**Excerpted records**
•••
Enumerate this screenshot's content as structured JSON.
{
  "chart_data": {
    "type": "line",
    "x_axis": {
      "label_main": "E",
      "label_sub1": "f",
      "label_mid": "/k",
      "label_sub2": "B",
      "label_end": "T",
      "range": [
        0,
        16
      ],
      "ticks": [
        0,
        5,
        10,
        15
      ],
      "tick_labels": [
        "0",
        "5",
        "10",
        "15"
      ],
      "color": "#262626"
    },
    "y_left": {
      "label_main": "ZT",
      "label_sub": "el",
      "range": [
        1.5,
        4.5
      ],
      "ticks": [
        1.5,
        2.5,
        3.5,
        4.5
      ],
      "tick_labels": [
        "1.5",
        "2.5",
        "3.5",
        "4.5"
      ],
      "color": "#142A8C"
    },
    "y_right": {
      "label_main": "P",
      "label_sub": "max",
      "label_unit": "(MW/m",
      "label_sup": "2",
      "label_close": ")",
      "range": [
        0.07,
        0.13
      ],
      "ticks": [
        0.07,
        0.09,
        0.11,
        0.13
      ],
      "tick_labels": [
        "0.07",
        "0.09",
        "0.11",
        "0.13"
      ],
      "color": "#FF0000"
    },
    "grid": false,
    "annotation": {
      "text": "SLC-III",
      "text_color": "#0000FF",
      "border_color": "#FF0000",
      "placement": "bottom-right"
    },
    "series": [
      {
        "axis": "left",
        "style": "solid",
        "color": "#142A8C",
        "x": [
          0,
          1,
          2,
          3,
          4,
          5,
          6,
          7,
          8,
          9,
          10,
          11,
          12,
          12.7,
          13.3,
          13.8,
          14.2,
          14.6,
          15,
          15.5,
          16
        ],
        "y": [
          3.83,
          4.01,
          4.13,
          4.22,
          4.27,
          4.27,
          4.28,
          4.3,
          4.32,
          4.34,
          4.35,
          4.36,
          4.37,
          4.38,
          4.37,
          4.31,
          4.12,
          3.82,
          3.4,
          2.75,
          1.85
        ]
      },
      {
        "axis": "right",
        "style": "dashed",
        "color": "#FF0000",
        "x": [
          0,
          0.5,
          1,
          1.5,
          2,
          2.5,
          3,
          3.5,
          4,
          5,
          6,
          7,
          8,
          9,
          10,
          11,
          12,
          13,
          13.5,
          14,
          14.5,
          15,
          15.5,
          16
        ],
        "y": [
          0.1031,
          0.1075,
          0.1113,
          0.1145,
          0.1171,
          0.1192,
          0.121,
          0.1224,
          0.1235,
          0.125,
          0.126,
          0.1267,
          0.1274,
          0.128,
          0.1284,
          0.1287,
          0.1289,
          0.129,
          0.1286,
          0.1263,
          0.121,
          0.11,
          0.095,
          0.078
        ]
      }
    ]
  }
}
•••
**Given instruction**
Here, the records must be output exactly and in full.

**Correct output**
Enumerate this screenshot's content as structured JSON.
{
  "chart_data": {
    "type": "line",
    "x_axis": {
      "label_main": "E",
      "label_sub1": "f",
      "label_mid": "/k",
      "label_sub2": "B",
      "label_end": "T",
      "range": [
        0,
        16
      ],
      "ticks": [
        0,
        5,
        10,
        15
      ],
      "tick_labels": [
        "0",
        "5",
        "10",
        "15"
      ],
      "color": "#262626"
    },
    "y_left": {
      "label_main": "ZT",
      "label_sub": "el",
      "range": [
        1.5,
        4.5
      ],
      "ticks": [
        1.5,
        2.5,
        3.5,
        4.5
      ],
      "tick_labels": [
        "1.5",
        "2.5",
        "3.5",
        "4.5"
      ],
      "color": "#142A8C"
    },
    "y_right": {
      "label_main": "P",
      "label_sub": "max",
      "label_unit": "(MW/m",
      "label_sup": "2",
      "label_close": ")",
      "range": [
        0.07,
        0.13
      ],
      "ticks": [
        0.07,
        0.09,
        0.11,
        0.13
      ],
      "tick_labels": [
        "0.07",
        "0.09",
        "0.11",
        "0.13"
      ],
      "color": "#FF0000"
    },
    "grid": false,
    "annotation": {
      "text": "SLC-III",
      "text_color": "#0000FF",
      "border_color": "#FF0000",
      "placement": "bottom-right"
    },
    "series": [
      {
        "axis": "left",
        "style": "solid",
        "color": "#142A8C",
        "x": [
          0,
          1,
          2,
          3,
          4,
          5,
          6,
          7,
          8,
          9,
          10,
          11,
          12,
          12.7,
          13.3,
          13.8,
          14.2,
          14.6,
          15,
          15.5,
          16
        ],
        "y": [
          3.83,
          4.01,
          4.13,
          4.22,
          4.27,
          4.27,
          4.28,
          4.3,
          4.32,
          4.34,
          4.35,
          4.36,
          4.37,
          4.38,
          4.37,
          4.31,
          4.12,
          3.82,
          3.4,
          2.75,
          1.85
        ]
      },
      {
        "axis": "right",
        "style": "dashed",
        "color": "#FF0000",
        "x": [
          0,
          0.5,
          1,
          1.5,
          2,
          2.5,
          3,
          3.5,
          4,
          5,
          6,
          7,
          8,
          9,
          10,
          11,
          12,
          13,
          13.5,
          14,
          14.5,
          15,
          15.5,
          16
        ],
        "y": [
          0.1031,
          0.1075,
          0.1113,
          0.1145,
          0.1171,
          0.1192,
          0.121,
          0.1224,
          0.1235,
          0.125,
          0.126,
          0.1267,
          0.1274,
          0.128,
          0.1284,
          0.1287,
          0.1289,
          0.129,
          0.1286,
          0.1263,
          0.121,
          0.11,
          0.095,
          0.078
        ]
      }
    ]
  }
}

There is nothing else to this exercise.